**Document extract**
- - -

Ulla has had a remarkable career, from taking Ajax on which she was the first woman to win the Nordic Baltic individual jumping championship in 1967, to Munich to win dressage team bronze at the 1972 Olympics that was the first of her four Games.
While her competition schedule is nothing like as intense as it was for four decades of top competition, Ulla is active, vibrant and still able to laugh at herself.
What hasn’t changed is her love of horses and horsemastership.
She and her former cavalry officer husband ride two horses a day and she dedicates a big slice of her time to supporting horse sports in Sweden. Raising money to provide scholarships to youth dressage and jumper riders each year and donation of a permanent main grand stand at Falsterbo’s dressage competition arena are among her efforts.
Not surprisingly, she has strong opinions gained over a lifetime with horses –highly complimentary of the quality of dressage horses being bred but not so much of the training and development. She has similar opinions about many young riders where over-indulgent parents don’t want their children taking time to groom, tack up and care for their horses that she believes are essential to building a lifelong partnership.

- - -

**Given entries**
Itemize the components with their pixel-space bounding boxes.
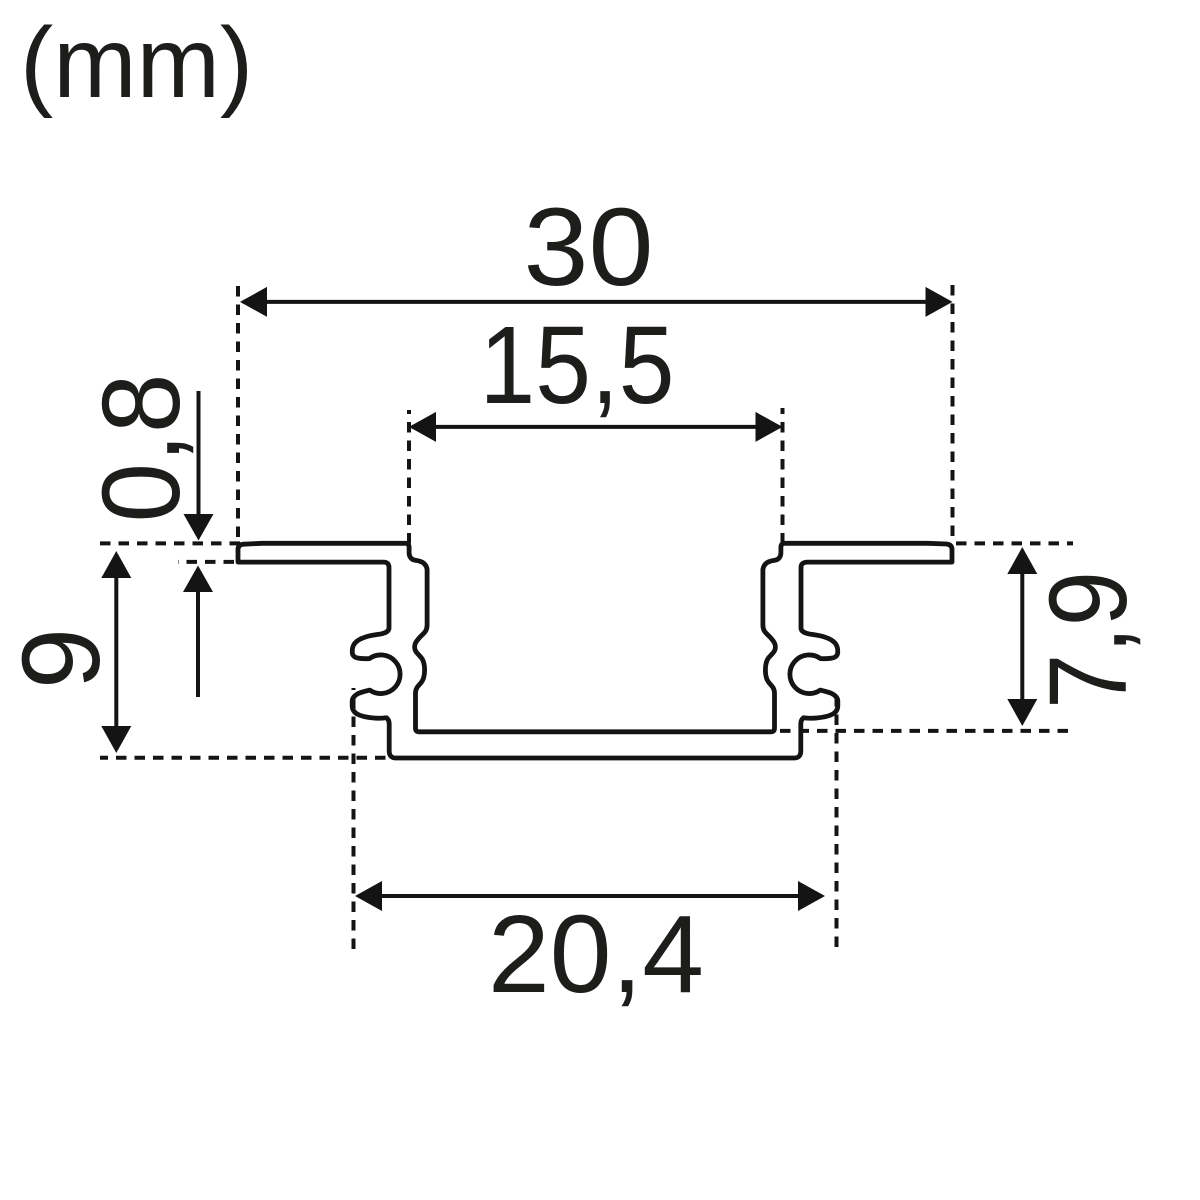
dimension 0,8 lower arrow (pointing up) — [196, 591, 200, 697]
dimension 20,4 right arrowhead — [798, 881, 825, 911]
svg-text:(mm): (mm) — [20, 7, 253, 119]
svg-text:9: 9 — [0, 628, 123, 689]
dimension 0,8 upper arrow (pointing down) — [197, 391, 201, 515]
svg-text:7,9: 7,9 — [1027, 571, 1150, 709]
dimension 20,4 left arrowhead — [355, 881, 382, 911]
svg-text:20,4: 20,4 — [488, 893, 704, 1016]
extension dashed line right of 30 at x=952.5 — [951, 281, 955, 536]
dashed line channel floor top (right) y=730.9 — [780, 729, 1073, 733]
extension dashed line left of 20,4 at x=353.5 — [352, 688, 356, 949]
svg-text:15,5: 15,5 — [480, 304, 675, 427]
dashed line bottom of flange (left) y=561.9 — [178, 560, 234, 564]
dashed line top of flange (right) y=543.4 — [956, 541, 1073, 545]
dashed line bottom of profile (left) y=757.8 — [100, 756, 386, 760]
dimension 30 arrow line — [243, 300, 949, 304]
extension dashed line right of 15,5 at x=782.5 — [781, 408, 785, 544]
dimension 30 right arrowhead — [926, 287, 953, 317]
dimension 15,5 right arrowhead — [756, 412, 783, 442]
extension dashed line right of 20,4 at x=836.5 — [835, 691, 839, 947]
dimension 7,9 double arrow — [1020, 566, 1024, 707]
dimension 9 double arrow — [114, 570, 118, 734]
dimension 15,5 arrow line — [412, 425, 779, 429]
dimension 20,4 arrow line — [358, 894, 822, 898]
dashed line top of flange (left) y=543.4 — [99, 541, 240, 545]
svg-text:0,8: 0,8 — [80, 374, 203, 523]
dimension 30 left arrowhead — [240, 287, 267, 317]
extension dashed line left of 30 at x=238 — [236, 284, 240, 537]
extension dashed line left of 15,5 at x=409 — [407, 410, 411, 544]
svg-text:30: 30 — [524, 186, 654, 309]
dimension 15,5 left arrowhead — [409, 412, 436, 442]
profile cross-section outline — [238, 543, 952, 758]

- - -

**Complete the following**
1. Reproduce the part of the profile of the rider Ulla starting at "What hasn’t changed" and ending at "among her efforts.".
2. Carry on the profile of the rider Ulla from the point where it stops.
The material stands apart from the profile of the rider Ulla.

**Results in order**
1.
What hasn’t changed is her love of horses and horsemastership.
She and her former cavalry officer husband ride two horses a day and she dedicates a big slice of her time to supporting horse sports in Sweden. Raising money to provide scholarships to youth dressage and jumper riders each year and donation of a permanent main grand stand at Falsterbo’s dressage competition arena are among her efforts.

2.
Ulla was first on the back of a horse at three years old, sitting on a cushion on the saddle. That developed to where she would sit in the saddle while her father, a cavalry officer, would lead from his bicycle–but, she laughs as she recalls, “sometimes I wasn’t there. I was in the ditch. No, it didn’t stop me. That was the challenge, to stay on.”
Then her father acquired Ajax, a four-year-old Swedish-bred horse, for Ulla to develop as a jumper.
She also rode dressage and at horse shows would compete Ajax in dressage in the morning and jumping in the afternoon until the horse reached a high enough level of jumping that she skipped dressage.
In the 1960s, when equestrian like most sports were dominated by men, she and Ajax became so successful that the pair were selected for Sweden’s jumping team for the 1967 Nordic Baltic Championships. After winning Nations Cup gold, Ulla and Ajax went on to become the first female individual champions.
World championships followed in 1970, then a year later the Europeans.
At the Olympics in Munich in 1972, the pair won team bronze.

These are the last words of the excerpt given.